**EXERCISE MATERIAL**
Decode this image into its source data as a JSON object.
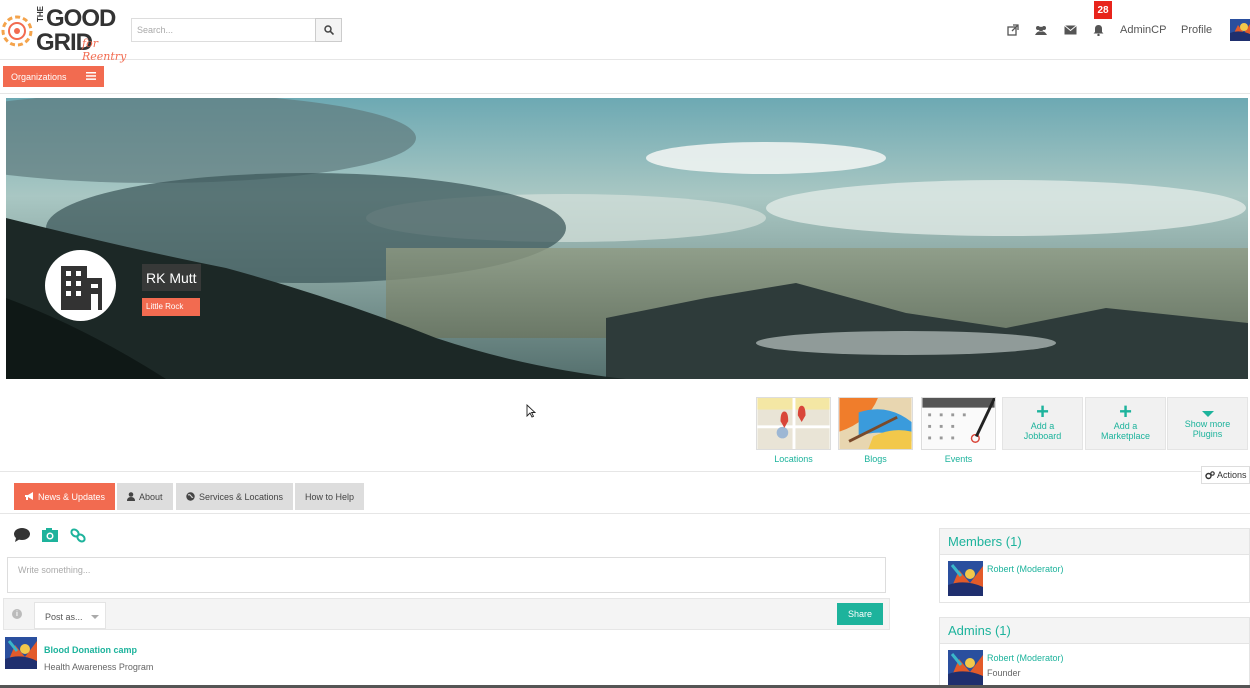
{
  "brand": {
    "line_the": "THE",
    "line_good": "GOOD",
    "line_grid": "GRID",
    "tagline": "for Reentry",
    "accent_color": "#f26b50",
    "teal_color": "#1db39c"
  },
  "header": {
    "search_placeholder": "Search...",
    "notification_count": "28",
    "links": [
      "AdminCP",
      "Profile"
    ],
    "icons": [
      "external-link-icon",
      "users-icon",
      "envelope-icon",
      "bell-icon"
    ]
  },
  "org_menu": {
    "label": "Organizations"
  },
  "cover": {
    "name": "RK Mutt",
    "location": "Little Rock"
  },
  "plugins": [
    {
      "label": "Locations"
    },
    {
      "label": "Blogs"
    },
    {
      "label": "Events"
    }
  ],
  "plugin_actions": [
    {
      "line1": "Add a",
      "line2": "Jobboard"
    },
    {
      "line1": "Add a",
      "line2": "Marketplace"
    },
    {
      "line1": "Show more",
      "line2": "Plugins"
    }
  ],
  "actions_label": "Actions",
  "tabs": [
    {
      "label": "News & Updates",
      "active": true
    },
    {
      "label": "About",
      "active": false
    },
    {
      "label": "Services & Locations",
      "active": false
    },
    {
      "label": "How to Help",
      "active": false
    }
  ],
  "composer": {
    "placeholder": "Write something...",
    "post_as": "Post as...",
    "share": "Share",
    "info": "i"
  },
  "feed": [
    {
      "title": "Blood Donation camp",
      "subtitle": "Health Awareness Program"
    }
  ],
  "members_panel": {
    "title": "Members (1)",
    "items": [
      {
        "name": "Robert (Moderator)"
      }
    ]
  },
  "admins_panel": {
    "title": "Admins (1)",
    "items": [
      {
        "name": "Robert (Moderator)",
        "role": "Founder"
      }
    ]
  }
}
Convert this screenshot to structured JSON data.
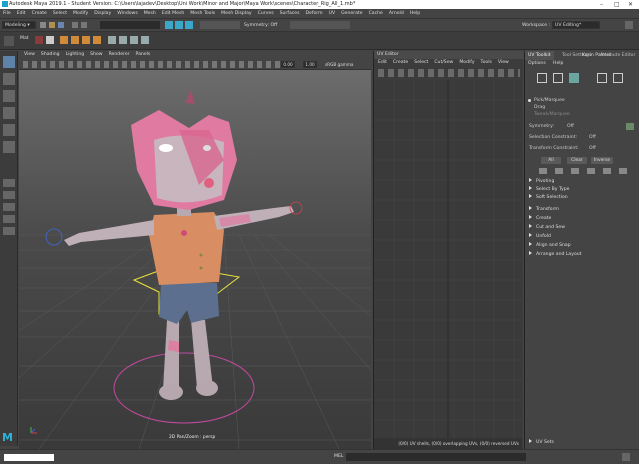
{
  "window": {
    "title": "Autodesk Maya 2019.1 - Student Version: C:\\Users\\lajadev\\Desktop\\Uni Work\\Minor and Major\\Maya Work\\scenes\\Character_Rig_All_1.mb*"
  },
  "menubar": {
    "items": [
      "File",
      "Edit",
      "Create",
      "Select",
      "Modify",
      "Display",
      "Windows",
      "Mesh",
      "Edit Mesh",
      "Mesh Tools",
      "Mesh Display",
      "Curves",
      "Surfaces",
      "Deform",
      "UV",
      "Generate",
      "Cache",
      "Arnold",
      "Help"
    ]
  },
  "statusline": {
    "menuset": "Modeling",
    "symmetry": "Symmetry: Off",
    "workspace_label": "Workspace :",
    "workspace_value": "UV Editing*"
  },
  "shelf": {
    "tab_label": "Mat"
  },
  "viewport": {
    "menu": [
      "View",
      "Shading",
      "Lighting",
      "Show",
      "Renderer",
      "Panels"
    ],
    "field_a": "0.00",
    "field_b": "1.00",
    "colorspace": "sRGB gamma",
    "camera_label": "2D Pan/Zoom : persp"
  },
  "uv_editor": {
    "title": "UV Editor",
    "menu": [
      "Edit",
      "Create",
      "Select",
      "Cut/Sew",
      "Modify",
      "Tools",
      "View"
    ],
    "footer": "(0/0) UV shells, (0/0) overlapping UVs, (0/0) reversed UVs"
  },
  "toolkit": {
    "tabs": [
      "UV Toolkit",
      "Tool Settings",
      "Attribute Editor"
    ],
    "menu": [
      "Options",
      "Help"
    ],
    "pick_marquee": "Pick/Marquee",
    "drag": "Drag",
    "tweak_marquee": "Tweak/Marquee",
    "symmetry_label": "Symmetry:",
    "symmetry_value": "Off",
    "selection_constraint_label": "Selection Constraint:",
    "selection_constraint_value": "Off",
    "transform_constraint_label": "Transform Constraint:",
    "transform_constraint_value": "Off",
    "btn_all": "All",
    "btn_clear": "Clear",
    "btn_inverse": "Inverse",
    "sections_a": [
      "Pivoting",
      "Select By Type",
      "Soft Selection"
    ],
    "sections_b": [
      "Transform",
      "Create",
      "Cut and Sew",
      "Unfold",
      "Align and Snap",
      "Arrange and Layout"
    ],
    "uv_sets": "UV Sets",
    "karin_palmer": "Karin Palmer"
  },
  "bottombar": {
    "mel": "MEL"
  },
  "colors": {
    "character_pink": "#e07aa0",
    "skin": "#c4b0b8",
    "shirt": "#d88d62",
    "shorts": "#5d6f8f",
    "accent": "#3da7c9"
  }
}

**REQUIREMENT**
Without including any picture, repeat the data exactly.

**RESULT OF THIS EXERCISE**
Decode this image into its source data as a JSON object.
{
  "brand": {
    "line_the": "THE",
    "line_good": "GOOD",
    "line_grid": "GRID",
    "tagline": "for Reentry",
    "accent_color": "#f26b50",
    "teal_color": "#1db39c"
  },
  "header": {
    "search_placeholder": "Search...",
    "notification_count": "28",
    "links": [
      "AdminCP",
      "Profile"
    ],
    "icons": [
      "external-link-icon",
      "users-icon",
      "envelope-icon",
      "bell-icon"
    ]
  },
  "org_menu": {
    "label": "Organizations"
  },
  "cover": {
    "name": "RK Mutt",
    "location": "Little Rock"
  },
  "plugins": [
    {
      "label": "Locations"
    },
    {
      "label": "Blogs"
    },
    {
      "label": "Events"
    }
  ],
  "plugin_actions": [
    {
      "line1": "Add a",
      "line2": "Jobboard"
    },
    {
      "line1": "Add a",
      "line2": "Marketplace"
    },
    {
      "line1": "Show more",
      "line2": "Plugins"
    }
  ],
  "actions_label": "Actions",
  "tabs": [
    {
      "label": "News & Updates",
      "active": true
    },
    {
      "label": "About",
      "active": false
    },
    {
      "label": "Services & Locations",
      "active": false
    },
    {
      "label": "How to Help",
      "active": false
    }
  ],
  "composer": {
    "placeholder": "Write something...",
    "post_as": "Post as...",
    "share": "Share",
    "info": "i"
  },
  "feed": [
    {
      "title": "Blood Donation camp",
      "subtitle": "Health Awareness Program"
    }
  ],
  "members_panel": {
    "title": "Members (1)",
    "items": [
      {
        "name": "Robert (Moderator)"
      }
    ]
  },
  "admins_panel": {
    "title": "Admins (1)",
    "items": [
      {
        "name": "Robert (Moderator)",
        "role": "Founder"
      }
    ]
  }
}
Convert this screenshot to structured JSON data.
{
  "window": {
    "title": "Autodesk Maya 2019.1 - Student Version: C:\\Users\\lajadev\\Desktop\\Uni Work\\Minor and Major\\Maya Work\\scenes\\Character_Rig_All_1.mb*"
  },
  "menubar": {
    "items": [
      "File",
      "Edit",
      "Create",
      "Select",
      "Modify",
      "Display",
      "Windows",
      "Mesh",
      "Edit Mesh",
      "Mesh Tools",
      "Mesh Display",
      "Curves",
      "Surfaces",
      "Deform",
      "UV",
      "Generate",
      "Cache",
      "Arnold",
      "Help"
    ]
  },
  "statusline": {
    "menuset": "Modeling",
    "symmetry": "Symmetry: Off",
    "workspace_label": "Workspace :",
    "workspace_value": "UV Editing*"
  },
  "shelf": {
    "tab_label": "Mat"
  },
  "viewport": {
    "menu": [
      "View",
      "Shading",
      "Lighting",
      "Show",
      "Renderer",
      "Panels"
    ],
    "field_a": "0.00",
    "field_b": "1.00",
    "colorspace": "sRGB gamma",
    "camera_label": "2D Pan/Zoom : persp"
  },
  "uv_editor": {
    "title": "UV Editor",
    "menu": [
      "Edit",
      "Create",
      "Select",
      "Cut/Sew",
      "Modify",
      "Tools",
      "View"
    ],
    "footer": "(0/0) UV shells, (0/0) overlapping UVs, (0/0) reversed UVs"
  },
  "toolkit": {
    "tabs": [
      "UV Toolkit",
      "Tool Settings",
      "Attribute Editor"
    ],
    "menu": [
      "Options",
      "Help"
    ],
    "pick_marquee": "Pick/Marquee",
    "drag": "Drag",
    "tweak_marquee": "Tweak/Marquee",
    "symmetry_label": "Symmetry:",
    "symmetry_value": "Off",
    "selection_constraint_label": "Selection Constraint:",
    "selection_constraint_value": "Off",
    "transform_constraint_label": "Transform Constraint:",
    "transform_constraint_value": "Off",
    "btn_all": "All",
    "btn_clear": "Clear",
    "btn_inverse": "Inverse",
    "sections_a": [
      "Pivoting",
      "Select By Type",
      "Soft Selection"
    ],
    "sections_b": [
      "Transform",
      "Create",
      "Cut and Sew",
      "Unfold",
      "Align and Snap",
      "Arrange and Layout"
    ],
    "uv_sets": "UV Sets",
    "karin_palmer": "Karin Palmer"
  },
  "bottombar": {
    "mel": "MEL"
  },
  "colors": {
    "character_pink": "#e07aa0",
    "skin": "#c4b0b8",
    "shirt": "#d88d62",
    "shorts": "#5d6f8f",
    "accent": "#3da7c9"
  }
}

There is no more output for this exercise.